§ **Requirements**
A verbatim copy of the records is required, with all pictures left out.
+--
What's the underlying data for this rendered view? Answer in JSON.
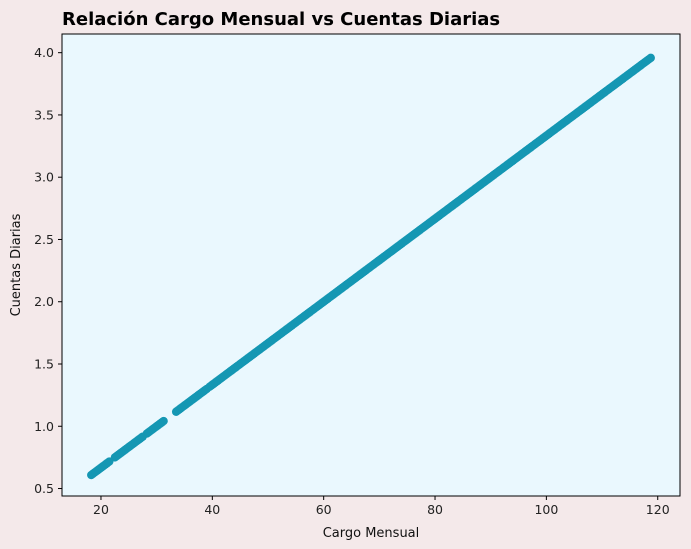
{
  "chart_data": {
    "type": "scatter",
    "title": "Relación Cargo Mensual vs Cuentas Diarias",
    "xlabel": "Cargo Mensual",
    "ylabel": "Cuentas Diarias",
    "xlim": [
      13.0,
      124.0
    ],
    "ylim": [
      0.44,
      4.15
    ],
    "xticks": [
      20,
      40,
      60,
      80,
      100,
      120
    ],
    "yticks": [
      0.5,
      1.0,
      1.5,
      2.0,
      2.5,
      3.0,
      3.5,
      4.0
    ],
    "xtick_labels": [
      "20",
      "40",
      "60",
      "80",
      "100",
      "120"
    ],
    "ytick_labels": [
      "0.5",
      "1.0",
      "1.5",
      "2.0",
      "2.5",
      "3.0",
      "3.5",
      "4.0"
    ],
    "grid": false,
    "relationship": "y = x / 30",
    "x_range": [
      18.25,
      118.75
    ],
    "gaps": [
      [
        21.5,
        22.4
      ],
      [
        27.5,
        28.2
      ],
      [
        31.3,
        33.3
      ],
      [
        39.0,
        39.5
      ]
    ],
    "colors": {
      "points": "#1597b3",
      "plot_background": "#eaf8fe",
      "figure_background": "#f4e9ea"
    }
  }
}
+--
§ **Task answer**
What's the underlying data for this rendered view? Answer in JSON.
{
  "chart_data": {
    "type": "scatter",
    "title": "Relación Cargo Mensual vs Cuentas Diarias",
    "xlabel": "Cargo Mensual",
    "ylabel": "Cuentas Diarias",
    "xlim": [
      13.0,
      124.0
    ],
    "ylim": [
      0.44,
      4.15
    ],
    "xticks": [
      20,
      40,
      60,
      80,
      100,
      120
    ],
    "yticks": [
      0.5,
      1.0,
      1.5,
      2.0,
      2.5,
      3.0,
      3.5,
      4.0
    ],
    "xtick_labels": [
      "20",
      "40",
      "60",
      "80",
      "100",
      "120"
    ],
    "ytick_labels": [
      "0.5",
      "1.0",
      "1.5",
      "2.0",
      "2.5",
      "3.0",
      "3.5",
      "4.0"
    ],
    "grid": false,
    "relationship": "y = x / 30",
    "x_range": [
      18.25,
      118.75
    ],
    "gaps": [
      [
        21.5,
        22.4
      ],
      [
        27.5,
        28.2
      ],
      [
        31.3,
        33.3
      ],
      [
        39.0,
        39.5
      ]
    ],
    "colors": {
      "points": "#1597b3",
      "plot_background": "#eaf8fe",
      "figure_background": "#f4e9ea"
    }
  }
}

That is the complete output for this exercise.